**Written exercise**
Lift out each line of the data that holds "Court".

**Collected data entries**
+---+

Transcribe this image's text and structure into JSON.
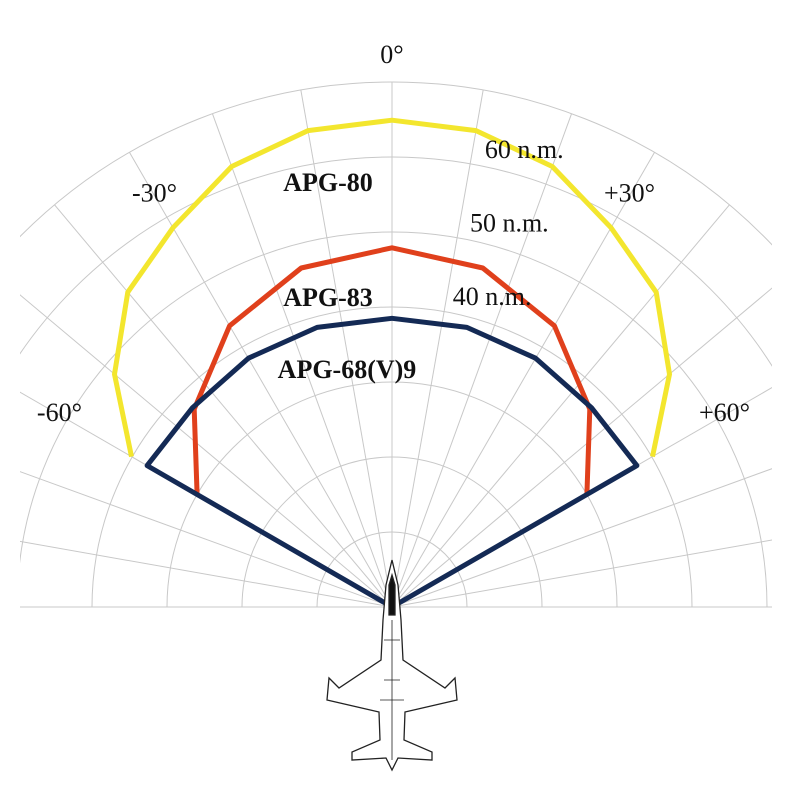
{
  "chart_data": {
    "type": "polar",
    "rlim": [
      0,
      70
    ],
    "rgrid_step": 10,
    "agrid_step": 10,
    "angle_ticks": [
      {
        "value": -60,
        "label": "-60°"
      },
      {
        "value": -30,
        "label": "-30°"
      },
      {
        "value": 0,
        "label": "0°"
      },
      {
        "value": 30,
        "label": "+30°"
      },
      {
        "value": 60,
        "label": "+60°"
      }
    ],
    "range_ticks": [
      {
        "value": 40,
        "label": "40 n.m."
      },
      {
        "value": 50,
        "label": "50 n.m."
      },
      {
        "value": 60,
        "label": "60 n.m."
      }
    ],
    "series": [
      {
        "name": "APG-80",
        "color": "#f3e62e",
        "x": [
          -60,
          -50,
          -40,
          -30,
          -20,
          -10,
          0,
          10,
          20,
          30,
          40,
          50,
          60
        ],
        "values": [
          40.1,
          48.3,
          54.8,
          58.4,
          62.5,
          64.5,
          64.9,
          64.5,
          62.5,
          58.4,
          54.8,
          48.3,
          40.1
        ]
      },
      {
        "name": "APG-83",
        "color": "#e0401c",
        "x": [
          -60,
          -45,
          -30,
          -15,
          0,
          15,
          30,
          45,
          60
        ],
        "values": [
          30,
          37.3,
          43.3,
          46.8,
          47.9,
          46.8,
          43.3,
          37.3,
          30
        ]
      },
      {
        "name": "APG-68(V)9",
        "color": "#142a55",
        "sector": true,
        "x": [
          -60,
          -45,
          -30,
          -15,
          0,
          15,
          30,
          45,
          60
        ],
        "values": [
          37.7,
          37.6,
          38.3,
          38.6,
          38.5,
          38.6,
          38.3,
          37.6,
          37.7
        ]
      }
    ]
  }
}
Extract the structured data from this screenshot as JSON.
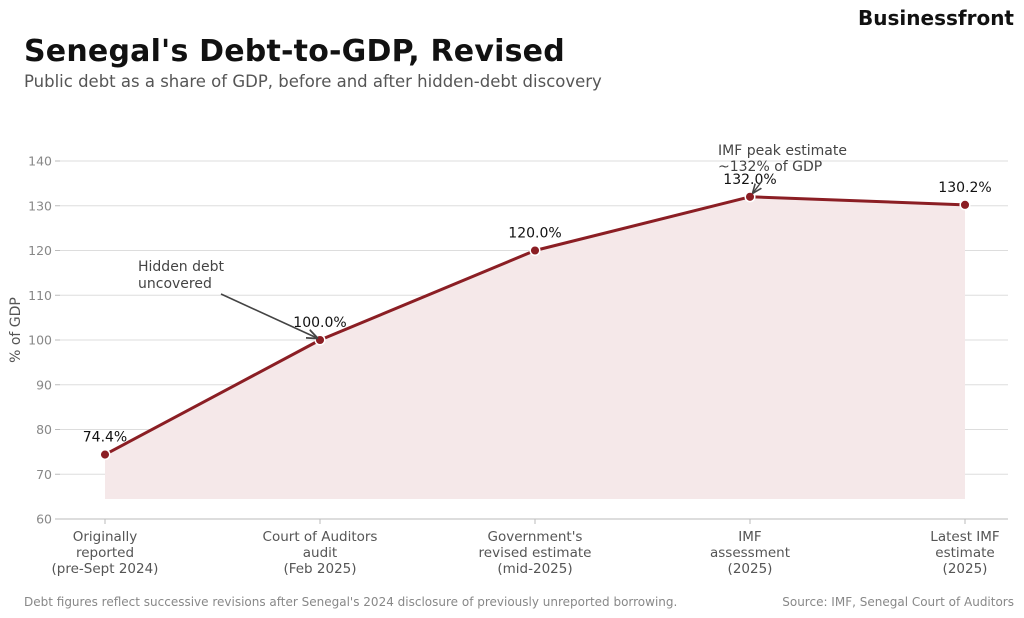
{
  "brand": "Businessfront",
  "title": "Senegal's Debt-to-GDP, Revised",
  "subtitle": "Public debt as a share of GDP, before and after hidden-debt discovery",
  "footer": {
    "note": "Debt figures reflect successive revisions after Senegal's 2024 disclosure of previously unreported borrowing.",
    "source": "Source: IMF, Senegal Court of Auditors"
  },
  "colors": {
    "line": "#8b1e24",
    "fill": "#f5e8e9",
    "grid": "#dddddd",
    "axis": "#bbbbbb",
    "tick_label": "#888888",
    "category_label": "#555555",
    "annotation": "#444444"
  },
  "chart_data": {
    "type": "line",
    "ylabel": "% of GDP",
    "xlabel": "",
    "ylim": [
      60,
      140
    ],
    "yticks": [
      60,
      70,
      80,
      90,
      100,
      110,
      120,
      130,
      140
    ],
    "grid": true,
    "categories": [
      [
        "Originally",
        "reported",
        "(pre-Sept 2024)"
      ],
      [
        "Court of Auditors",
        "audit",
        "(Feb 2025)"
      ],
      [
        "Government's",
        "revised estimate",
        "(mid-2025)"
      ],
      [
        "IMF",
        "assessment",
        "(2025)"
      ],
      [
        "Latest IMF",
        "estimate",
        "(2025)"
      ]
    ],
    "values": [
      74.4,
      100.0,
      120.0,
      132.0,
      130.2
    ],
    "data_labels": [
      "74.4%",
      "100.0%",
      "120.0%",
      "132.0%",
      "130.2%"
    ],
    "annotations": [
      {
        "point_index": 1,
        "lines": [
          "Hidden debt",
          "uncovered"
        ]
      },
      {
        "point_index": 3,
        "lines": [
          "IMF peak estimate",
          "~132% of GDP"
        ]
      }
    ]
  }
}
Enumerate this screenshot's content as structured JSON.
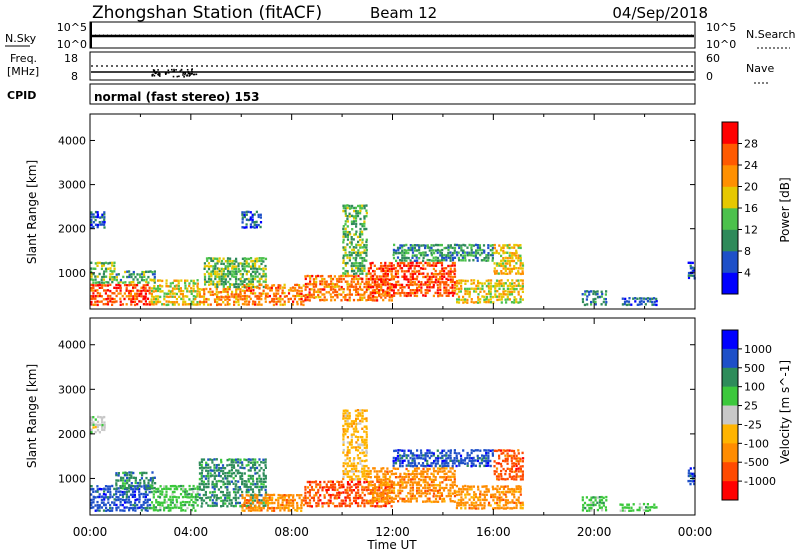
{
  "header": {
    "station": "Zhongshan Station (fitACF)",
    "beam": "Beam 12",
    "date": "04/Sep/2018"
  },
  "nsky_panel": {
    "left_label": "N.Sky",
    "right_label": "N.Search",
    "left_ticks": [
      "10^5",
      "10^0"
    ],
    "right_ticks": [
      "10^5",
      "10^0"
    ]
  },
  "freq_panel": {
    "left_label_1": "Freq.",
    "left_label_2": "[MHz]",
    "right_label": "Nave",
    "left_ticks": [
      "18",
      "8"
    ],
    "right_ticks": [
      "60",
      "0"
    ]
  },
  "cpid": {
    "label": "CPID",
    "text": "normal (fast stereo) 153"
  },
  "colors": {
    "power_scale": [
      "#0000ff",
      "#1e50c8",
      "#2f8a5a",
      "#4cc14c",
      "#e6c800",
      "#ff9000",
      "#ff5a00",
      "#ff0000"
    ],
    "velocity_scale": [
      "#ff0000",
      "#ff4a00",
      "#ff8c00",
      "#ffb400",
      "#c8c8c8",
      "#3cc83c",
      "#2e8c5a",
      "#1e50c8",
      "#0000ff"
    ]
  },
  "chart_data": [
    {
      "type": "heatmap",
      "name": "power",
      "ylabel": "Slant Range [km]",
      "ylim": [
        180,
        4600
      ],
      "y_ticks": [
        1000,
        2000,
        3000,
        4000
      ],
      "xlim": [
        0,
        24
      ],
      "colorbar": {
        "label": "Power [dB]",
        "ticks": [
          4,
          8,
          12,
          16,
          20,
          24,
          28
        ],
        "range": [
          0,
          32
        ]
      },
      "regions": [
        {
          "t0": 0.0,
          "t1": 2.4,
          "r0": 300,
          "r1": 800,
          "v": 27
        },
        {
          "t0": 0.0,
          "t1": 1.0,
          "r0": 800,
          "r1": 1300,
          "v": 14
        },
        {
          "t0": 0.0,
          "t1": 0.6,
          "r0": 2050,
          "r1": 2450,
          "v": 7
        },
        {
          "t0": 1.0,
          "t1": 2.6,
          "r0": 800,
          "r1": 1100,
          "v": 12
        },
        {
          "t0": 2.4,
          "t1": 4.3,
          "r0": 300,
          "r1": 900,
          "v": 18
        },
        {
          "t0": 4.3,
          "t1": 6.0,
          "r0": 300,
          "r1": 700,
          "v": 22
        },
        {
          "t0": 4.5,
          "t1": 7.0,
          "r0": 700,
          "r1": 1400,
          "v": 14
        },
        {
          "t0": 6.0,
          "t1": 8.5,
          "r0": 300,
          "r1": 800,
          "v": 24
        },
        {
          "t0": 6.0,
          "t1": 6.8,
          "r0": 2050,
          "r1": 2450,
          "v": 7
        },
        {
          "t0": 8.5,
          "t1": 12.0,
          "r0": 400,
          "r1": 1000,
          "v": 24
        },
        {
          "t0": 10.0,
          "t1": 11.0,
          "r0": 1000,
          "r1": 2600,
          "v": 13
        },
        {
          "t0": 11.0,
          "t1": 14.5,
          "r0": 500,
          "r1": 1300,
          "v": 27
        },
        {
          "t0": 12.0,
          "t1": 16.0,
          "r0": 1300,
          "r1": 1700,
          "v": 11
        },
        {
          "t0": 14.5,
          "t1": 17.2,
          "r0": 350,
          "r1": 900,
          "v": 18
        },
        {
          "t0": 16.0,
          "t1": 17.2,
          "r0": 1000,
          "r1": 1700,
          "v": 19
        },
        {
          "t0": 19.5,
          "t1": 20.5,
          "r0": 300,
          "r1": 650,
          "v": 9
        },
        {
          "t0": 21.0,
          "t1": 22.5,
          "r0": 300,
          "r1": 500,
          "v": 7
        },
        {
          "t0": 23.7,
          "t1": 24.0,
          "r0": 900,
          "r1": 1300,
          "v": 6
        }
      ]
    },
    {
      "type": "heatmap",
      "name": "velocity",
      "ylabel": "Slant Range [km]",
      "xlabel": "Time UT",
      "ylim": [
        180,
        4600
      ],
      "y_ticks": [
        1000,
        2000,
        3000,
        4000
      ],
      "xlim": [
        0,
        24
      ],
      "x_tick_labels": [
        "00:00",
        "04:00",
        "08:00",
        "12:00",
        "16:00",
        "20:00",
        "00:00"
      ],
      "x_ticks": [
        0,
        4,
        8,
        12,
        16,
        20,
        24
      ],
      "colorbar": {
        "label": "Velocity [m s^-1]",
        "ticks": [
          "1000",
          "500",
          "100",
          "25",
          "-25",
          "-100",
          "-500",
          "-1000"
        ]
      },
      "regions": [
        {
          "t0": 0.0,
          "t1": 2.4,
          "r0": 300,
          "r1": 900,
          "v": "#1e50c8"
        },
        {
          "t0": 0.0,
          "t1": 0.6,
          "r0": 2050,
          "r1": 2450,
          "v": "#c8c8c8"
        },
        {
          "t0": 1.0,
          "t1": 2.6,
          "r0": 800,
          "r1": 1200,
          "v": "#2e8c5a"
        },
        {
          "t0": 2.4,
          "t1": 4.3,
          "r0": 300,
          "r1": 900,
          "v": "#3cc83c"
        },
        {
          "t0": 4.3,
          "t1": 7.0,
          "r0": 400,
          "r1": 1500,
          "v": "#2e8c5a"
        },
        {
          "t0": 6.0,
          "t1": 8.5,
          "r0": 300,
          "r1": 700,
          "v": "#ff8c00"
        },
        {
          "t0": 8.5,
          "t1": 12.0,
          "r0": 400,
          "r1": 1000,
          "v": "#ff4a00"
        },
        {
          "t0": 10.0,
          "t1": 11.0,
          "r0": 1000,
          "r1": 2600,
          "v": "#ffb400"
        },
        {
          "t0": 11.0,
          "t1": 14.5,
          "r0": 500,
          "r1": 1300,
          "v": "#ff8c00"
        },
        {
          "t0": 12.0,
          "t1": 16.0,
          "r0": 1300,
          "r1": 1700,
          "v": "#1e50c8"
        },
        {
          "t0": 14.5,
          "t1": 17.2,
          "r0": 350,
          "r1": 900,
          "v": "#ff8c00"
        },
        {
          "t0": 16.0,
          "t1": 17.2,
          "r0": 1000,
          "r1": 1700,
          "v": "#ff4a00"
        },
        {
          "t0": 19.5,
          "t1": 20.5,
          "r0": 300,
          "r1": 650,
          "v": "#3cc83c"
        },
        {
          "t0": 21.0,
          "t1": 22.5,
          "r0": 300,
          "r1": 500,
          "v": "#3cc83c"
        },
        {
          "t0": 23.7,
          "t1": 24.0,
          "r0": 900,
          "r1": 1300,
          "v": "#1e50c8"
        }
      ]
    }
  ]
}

+---+

**Reply**
    "source": "Source: IMF, Senegal Court of Auditors"
        "Court of Auditors",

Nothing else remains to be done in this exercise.